• _GIVEN PROBLEM_
Reproduce the records below word for word, from their first line through the line containing "40, 243, 44]", with both ends included.

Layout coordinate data
....

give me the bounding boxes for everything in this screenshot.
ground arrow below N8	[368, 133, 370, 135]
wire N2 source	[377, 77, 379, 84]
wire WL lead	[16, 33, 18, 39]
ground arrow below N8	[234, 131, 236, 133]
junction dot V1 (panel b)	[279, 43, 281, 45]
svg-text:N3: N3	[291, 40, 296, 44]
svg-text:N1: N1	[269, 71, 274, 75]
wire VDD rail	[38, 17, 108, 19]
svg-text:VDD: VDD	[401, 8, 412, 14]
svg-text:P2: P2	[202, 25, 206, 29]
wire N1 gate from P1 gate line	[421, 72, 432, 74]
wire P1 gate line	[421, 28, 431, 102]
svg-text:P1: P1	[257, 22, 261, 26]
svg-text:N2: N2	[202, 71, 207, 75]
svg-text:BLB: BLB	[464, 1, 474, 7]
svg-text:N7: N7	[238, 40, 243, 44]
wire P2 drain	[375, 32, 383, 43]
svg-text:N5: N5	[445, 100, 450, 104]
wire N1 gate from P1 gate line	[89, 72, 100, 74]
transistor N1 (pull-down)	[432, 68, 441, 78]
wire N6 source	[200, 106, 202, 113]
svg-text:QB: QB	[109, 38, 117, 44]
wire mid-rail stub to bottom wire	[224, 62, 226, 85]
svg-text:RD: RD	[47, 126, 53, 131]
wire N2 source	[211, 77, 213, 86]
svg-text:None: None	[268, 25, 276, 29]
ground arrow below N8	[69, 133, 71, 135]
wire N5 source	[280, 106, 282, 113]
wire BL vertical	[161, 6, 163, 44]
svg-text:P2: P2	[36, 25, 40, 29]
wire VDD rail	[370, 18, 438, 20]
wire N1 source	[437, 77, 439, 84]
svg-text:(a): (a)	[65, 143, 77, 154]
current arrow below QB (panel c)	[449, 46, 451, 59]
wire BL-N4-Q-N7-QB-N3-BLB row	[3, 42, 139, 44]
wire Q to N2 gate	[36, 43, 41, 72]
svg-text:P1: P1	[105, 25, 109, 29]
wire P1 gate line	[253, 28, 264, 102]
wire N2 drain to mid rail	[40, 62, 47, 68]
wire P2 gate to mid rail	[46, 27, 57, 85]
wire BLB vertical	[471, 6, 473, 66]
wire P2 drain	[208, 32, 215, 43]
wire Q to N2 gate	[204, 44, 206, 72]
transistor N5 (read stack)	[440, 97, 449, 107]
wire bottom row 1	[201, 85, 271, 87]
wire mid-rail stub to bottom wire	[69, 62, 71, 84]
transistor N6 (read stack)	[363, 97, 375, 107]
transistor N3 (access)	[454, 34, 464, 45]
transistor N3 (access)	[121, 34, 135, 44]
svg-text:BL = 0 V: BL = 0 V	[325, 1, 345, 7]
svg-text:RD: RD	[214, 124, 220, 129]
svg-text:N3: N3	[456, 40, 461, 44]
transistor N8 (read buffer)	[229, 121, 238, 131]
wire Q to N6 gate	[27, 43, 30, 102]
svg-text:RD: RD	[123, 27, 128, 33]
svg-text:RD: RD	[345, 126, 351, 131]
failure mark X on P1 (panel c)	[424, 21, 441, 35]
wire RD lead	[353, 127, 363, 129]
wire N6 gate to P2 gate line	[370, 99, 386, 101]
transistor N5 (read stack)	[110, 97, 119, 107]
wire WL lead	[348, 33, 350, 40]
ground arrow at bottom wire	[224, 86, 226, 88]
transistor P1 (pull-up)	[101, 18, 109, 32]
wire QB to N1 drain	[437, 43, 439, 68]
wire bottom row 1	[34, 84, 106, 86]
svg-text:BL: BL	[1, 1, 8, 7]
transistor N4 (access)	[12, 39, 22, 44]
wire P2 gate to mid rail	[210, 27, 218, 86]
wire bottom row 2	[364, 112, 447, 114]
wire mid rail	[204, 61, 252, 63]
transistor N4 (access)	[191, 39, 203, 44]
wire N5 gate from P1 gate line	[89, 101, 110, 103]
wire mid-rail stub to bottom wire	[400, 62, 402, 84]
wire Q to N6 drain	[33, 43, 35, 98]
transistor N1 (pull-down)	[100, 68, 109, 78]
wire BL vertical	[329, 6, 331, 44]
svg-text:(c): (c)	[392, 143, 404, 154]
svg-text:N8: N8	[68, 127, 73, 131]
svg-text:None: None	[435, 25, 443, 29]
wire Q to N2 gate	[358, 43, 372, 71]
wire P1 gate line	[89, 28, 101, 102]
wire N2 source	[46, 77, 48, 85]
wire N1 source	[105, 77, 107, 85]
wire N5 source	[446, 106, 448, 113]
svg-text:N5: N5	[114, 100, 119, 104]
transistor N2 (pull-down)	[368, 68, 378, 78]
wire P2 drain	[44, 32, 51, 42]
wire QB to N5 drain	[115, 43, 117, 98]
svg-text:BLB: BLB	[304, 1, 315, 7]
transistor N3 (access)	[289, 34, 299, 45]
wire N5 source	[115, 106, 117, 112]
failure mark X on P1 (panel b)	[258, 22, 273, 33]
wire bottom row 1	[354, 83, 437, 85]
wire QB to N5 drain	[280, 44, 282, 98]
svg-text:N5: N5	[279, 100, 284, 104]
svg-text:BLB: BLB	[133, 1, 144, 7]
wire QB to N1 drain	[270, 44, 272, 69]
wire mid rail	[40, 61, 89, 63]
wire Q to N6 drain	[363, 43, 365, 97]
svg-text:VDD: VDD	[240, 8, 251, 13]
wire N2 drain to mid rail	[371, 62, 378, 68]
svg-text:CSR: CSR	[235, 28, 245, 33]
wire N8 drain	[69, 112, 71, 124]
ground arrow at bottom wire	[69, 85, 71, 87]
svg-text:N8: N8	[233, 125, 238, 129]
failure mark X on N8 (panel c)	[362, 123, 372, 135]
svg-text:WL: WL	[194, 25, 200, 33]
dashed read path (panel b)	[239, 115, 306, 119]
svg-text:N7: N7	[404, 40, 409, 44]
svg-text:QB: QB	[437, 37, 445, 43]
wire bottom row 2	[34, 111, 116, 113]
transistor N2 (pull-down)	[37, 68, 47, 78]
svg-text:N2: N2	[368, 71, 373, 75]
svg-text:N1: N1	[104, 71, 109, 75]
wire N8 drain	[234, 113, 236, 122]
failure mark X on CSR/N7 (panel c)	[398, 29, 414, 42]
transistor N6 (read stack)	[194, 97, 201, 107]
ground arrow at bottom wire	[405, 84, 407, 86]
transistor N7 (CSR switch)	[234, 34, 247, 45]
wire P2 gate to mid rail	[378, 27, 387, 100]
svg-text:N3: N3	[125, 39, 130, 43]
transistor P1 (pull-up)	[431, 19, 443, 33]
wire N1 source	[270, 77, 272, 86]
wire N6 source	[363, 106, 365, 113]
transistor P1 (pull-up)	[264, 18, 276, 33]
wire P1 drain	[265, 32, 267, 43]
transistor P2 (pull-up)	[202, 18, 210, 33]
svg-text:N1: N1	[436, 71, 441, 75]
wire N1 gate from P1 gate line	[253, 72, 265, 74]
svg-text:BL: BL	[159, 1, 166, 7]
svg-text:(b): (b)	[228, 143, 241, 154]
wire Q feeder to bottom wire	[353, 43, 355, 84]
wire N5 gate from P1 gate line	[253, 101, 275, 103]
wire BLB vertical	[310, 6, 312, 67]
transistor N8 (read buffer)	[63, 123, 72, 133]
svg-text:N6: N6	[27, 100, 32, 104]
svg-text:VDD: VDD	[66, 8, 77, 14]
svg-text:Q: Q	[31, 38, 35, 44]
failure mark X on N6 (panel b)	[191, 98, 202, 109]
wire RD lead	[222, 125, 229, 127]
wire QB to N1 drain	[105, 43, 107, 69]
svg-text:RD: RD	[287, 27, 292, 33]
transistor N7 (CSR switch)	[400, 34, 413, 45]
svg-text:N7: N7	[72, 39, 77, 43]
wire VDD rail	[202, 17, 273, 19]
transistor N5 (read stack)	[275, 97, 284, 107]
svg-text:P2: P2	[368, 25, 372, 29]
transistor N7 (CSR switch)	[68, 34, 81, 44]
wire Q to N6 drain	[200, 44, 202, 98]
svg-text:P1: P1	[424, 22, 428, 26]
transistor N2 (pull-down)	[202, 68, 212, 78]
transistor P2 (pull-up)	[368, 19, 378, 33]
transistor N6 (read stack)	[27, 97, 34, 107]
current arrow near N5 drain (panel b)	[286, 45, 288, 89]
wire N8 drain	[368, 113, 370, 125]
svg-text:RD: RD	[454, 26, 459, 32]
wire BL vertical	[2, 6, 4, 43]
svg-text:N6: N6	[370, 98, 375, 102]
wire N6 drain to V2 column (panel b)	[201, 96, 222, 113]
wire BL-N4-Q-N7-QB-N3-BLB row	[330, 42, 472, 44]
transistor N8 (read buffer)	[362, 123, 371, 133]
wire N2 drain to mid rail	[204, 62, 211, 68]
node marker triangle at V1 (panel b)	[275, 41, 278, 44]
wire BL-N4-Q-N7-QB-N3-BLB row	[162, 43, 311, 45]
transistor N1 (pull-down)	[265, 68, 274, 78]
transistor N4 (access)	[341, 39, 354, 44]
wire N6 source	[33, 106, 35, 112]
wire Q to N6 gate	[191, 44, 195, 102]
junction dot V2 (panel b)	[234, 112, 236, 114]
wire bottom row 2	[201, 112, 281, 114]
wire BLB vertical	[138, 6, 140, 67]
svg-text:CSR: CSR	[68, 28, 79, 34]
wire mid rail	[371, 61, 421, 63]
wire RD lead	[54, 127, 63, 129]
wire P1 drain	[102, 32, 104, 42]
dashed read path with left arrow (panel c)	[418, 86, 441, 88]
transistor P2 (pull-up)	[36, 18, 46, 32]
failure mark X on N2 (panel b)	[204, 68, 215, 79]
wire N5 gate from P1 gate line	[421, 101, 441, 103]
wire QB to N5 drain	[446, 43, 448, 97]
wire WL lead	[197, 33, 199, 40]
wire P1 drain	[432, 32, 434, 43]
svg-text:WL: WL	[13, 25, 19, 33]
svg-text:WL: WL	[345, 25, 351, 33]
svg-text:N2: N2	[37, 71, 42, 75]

....

• _EXERCISE OUTPUT_
give me the bounding boxes for everything in this screenshot.
ground arrow below N8	[368, 133, 370, 135]
wire N2 source	[377, 77, 379, 84]
wire WL lead	[16, 33, 18, 39]
ground arrow below N8	[234, 131, 236, 133]
junction dot V1 (panel b)	[279, 43, 281, 45]
svg-text:N3: N3	[291, 40, 296, 44]
svg-text:N1: N1	[269, 71, 274, 75]
wire VDD rail	[38, 17, 108, 19]
svg-text:VDD: VDD	[401, 8, 412, 14]
svg-text:P2: P2	[202, 25, 206, 29]
wire N1 gate from P1 gate line	[421, 72, 432, 74]
wire P1 gate line	[421, 28, 431, 102]
svg-text:P1: P1	[257, 22, 261, 26]
svg-text:N2: N2	[202, 71, 207, 75]
svg-text:BLB: BLB	[464, 1, 474, 7]
svg-text:N7: N7	[238, 40, 243, 44]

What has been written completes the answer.